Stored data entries

..............................

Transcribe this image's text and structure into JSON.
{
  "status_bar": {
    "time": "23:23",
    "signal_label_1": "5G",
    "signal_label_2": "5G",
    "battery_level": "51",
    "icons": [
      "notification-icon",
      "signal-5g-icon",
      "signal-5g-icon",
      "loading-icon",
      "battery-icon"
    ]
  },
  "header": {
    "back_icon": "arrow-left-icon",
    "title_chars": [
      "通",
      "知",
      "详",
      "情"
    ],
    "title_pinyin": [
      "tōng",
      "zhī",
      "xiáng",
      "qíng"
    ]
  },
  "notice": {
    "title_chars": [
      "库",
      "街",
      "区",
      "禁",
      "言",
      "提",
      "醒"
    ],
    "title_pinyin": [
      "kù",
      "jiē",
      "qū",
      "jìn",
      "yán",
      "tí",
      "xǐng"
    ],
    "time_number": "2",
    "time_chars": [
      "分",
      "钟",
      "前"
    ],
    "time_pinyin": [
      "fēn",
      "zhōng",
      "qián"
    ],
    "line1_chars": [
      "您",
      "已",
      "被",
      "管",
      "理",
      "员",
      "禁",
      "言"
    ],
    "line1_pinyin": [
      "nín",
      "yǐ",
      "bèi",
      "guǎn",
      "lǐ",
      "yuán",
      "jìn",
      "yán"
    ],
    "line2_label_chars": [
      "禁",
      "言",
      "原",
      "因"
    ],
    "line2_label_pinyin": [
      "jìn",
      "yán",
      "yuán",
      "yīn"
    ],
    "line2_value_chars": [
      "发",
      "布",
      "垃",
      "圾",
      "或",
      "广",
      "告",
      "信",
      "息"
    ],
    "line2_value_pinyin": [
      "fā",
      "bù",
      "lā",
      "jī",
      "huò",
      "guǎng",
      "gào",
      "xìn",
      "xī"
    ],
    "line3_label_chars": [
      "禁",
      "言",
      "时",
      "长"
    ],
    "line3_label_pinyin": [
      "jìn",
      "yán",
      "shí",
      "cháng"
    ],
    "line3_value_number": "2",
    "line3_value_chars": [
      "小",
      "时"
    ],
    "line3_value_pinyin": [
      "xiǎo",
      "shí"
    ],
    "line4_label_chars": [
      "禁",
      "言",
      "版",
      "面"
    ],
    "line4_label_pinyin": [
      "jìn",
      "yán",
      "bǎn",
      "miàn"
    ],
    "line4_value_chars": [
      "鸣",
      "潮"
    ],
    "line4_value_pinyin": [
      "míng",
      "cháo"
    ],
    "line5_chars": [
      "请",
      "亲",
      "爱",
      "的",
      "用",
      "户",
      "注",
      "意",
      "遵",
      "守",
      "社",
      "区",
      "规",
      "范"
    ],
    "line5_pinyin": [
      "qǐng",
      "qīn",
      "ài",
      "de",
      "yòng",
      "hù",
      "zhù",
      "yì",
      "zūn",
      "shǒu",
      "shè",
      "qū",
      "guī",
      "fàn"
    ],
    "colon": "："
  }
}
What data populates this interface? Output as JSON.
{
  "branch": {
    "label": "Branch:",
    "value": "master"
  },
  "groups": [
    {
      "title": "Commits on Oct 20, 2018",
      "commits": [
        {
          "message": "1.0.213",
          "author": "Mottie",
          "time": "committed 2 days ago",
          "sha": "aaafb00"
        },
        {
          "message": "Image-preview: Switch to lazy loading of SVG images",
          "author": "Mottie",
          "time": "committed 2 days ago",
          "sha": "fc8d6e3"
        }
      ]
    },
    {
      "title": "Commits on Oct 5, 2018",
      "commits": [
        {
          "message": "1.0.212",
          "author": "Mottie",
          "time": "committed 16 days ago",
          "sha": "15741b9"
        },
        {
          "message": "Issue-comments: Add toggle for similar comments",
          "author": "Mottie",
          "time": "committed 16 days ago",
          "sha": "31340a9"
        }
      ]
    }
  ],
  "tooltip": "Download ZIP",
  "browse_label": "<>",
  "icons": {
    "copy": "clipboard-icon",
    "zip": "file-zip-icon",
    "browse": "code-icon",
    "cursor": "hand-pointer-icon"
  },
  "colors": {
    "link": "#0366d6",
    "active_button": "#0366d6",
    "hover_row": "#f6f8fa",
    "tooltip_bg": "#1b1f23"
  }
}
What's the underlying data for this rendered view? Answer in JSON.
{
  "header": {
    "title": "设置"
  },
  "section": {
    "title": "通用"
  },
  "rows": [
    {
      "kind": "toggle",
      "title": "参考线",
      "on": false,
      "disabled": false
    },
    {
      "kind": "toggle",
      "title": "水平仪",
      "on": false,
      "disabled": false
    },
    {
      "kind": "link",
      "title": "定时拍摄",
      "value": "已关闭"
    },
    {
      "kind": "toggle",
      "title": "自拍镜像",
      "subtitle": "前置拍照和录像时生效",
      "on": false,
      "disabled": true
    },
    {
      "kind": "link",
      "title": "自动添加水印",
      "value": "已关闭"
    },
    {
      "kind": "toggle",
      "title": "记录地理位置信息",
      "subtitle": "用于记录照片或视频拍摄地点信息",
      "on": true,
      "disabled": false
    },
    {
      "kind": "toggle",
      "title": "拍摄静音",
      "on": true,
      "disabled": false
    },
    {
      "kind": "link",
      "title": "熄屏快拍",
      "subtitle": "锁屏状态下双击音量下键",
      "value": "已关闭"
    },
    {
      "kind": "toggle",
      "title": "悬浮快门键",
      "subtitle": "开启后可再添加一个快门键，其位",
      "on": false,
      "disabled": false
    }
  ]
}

..............................

* **Task to complete**: Write the data from above out again, exactly.

* **Output of the exercise**:
Transcribe this image's text and structure into JSON.
{
  "status_bar": {
    "time": "23:23",
    "signal_label_1": "5G",
    "signal_label_2": "5G",
    "battery_level": "51",
    "icons": [
      "notification-icon",
      "signal-5g-icon",
      "signal-5g-icon",
      "loading-icon",
      "battery-icon"
    ]
  },
  "header": {
    "back_icon": "arrow-left-icon",
    "title_chars": [
      "通",
      "知",
      "详",
      "情"
    ],
    "title_pinyin": [
      "tōng",
      "zhī",
      "xiáng",
      "qíng"
    ]
  },
  "notice": {
    "title_chars": [
      "库",
      "街",
      "区",
      "禁",
      "言",
      "提",
      "醒"
    ],
    "title_pinyin": [
      "kù",
      "jiē",
      "qū",
      "jìn",
      "yán",
      "tí",
      "xǐng"
    ],
    "time_number": "2",
    "time_chars": [
      "分",
      "钟",
      "前"
    ],
    "time_pinyin": [
      "fēn",
      "zhōng",
      "qián"
    ],
    "line1_chars": [
      "您",
      "已",
      "被",
      "管",
      "理",
      "员",
      "禁",
      "言"
    ],
    "line1_pinyin": [
      "nín",
      "yǐ",
      "bèi",
      "guǎn",
      "lǐ",
      "yuán",
      "jìn",
      "yán"
    ],
    "line2_label_chars": [
      "禁",
      "言",
      "原",
      "因"
    ],
    "line2_label_pinyin": [
      "jìn",
      "yán",
      "yuán",
      "yīn"
    ],
    "line2_value_chars": [
      "发",
      "布",
      "垃",
      "圾",
      "或",
      "广",
      "告",
      "信",
      "息"
    ],
    "line2_value_pinyin": [
      "fā",
      "bù",
      "lā",
      "jī",
      "huò",
      "guǎng",
      "gào",
      "xìn",
      "xī"
    ],
    "line3_label_chars": [
      "禁",
      "言",
      "时",
      "长"
    ],
    "line3_label_pinyin": [
      "jìn",
      "yán",
      "shí",
      "cháng"
    ],
    "line3_value_number": "2",
    "line3_value_chars": [
      "小",
      "时"
    ],
    "line3_value_pinyin": [
      "xiǎo",
      "shí"
    ],
    "line4_label_chars": [
      "禁",
      "言",
      "版",
      "面"
    ],
    "line4_label_pinyin": [
      "jìn",
      "yán",
      "bǎn",
      "miàn"
    ],
    "line4_value_chars": [
      "鸣",
      "潮"
    ],
    "line4_value_pinyin": [
      "míng",
      "cháo"
    ],
    "line5_chars": [
      "请",
      "亲",
      "爱",
      "的",
      "用",
      "户",
      "注",
      "意",
      "遵",
      "守",
      "社",
      "区",
      "规",
      "范"
    ],
    "line5_pinyin": [
      "qǐng",
      "qīn",
      "ài",
      "de",
      "yòng",
      "hù",
      "zhù",
      "yì",
      "zūn",
      "shǒu",
      "shè",
      "qū",
      "guī",
      "fàn"
    ],
    "colon": "："
  }
}
What data populates this interface? Output as JSON.
{
  "branch": {
    "label": "Branch:",
    "value": "master"
  },
  "groups": [
    {
      "title": "Commits on Oct 20, 2018",
      "commits": [
        {
          "message": "1.0.213",
          "author": "Mottie",
          "time": "committed 2 days ago",
          "sha": "aaafb00"
        },
        {
          "message": "Image-preview: Switch to lazy loading of SVG images",
          "author": "Mottie",
          "time": "committed 2 days ago",
          "sha": "fc8d6e3"
        }
      ]
    },
    {
      "title": "Commits on Oct 5, 2018",
      "commits": [
        {
          "message": "1.0.212",
          "author": "Mottie",
          "time": "committed 16 days ago",
          "sha": "15741b9"
        },
        {
          "message": "Issue-comments: Add toggle for similar comments",
          "author": "Mottie",
          "time": "committed 16 days ago",
          "sha": "31340a9"
        }
      ]
    }
  ],
  "tooltip": "Download ZIP",
  "browse_label": "<>",
  "icons": {
    "copy": "clipboard-icon",
    "zip": "file-zip-icon",
    "browse": "code-icon",
    "cursor": "hand-pointer-icon"
  },
  "colors": {
    "link": "#0366d6",
    "active_button": "#0366d6",
    "hover_row": "#f6f8fa",
    "tooltip_bg": "#1b1f23"
  }
}
What's the underlying data for this rendered view? Answer in JSON.
{
  "header": {
    "title": "设置"
  },
  "section": {
    "title": "通用"
  },
  "rows": [
    {
      "kind": "toggle",
      "title": "参考线",
      "on": false,
      "disabled": false
    },
    {
      "kind": "toggle",
      "title": "水平仪",
      "on": false,
      "disabled": false
    },
    {
      "kind": "link",
      "title": "定时拍摄",
      "value": "已关闭"
    },
    {
      "kind": "toggle",
      "title": "自拍镜像",
      "subtitle": "前置拍照和录像时生效",
      "on": false,
      "disabled": true
    },
    {
      "kind": "link",
      "title": "自动添加水印",
      "value": "已关闭"
    },
    {
      "kind": "toggle",
      "title": "记录地理位置信息",
      "subtitle": "用于记录照片或视频拍摄地点信息",
      "on": true,
      "disabled": false
    },
    {
      "kind": "toggle",
      "title": "拍摄静音",
      "on": true,
      "disabled": false
    },
    {
      "kind": "link",
      "title": "熄屏快拍",
      "subtitle": "锁屏状态下双击音量下键",
      "value": "已关闭"
    },
    {
      "kind": "toggle",
      "title": "悬浮快门键",
      "subtitle": "开启后可再添加一个快门键，其位",
      "on": false,
      "disabled": false
    }
  ]
}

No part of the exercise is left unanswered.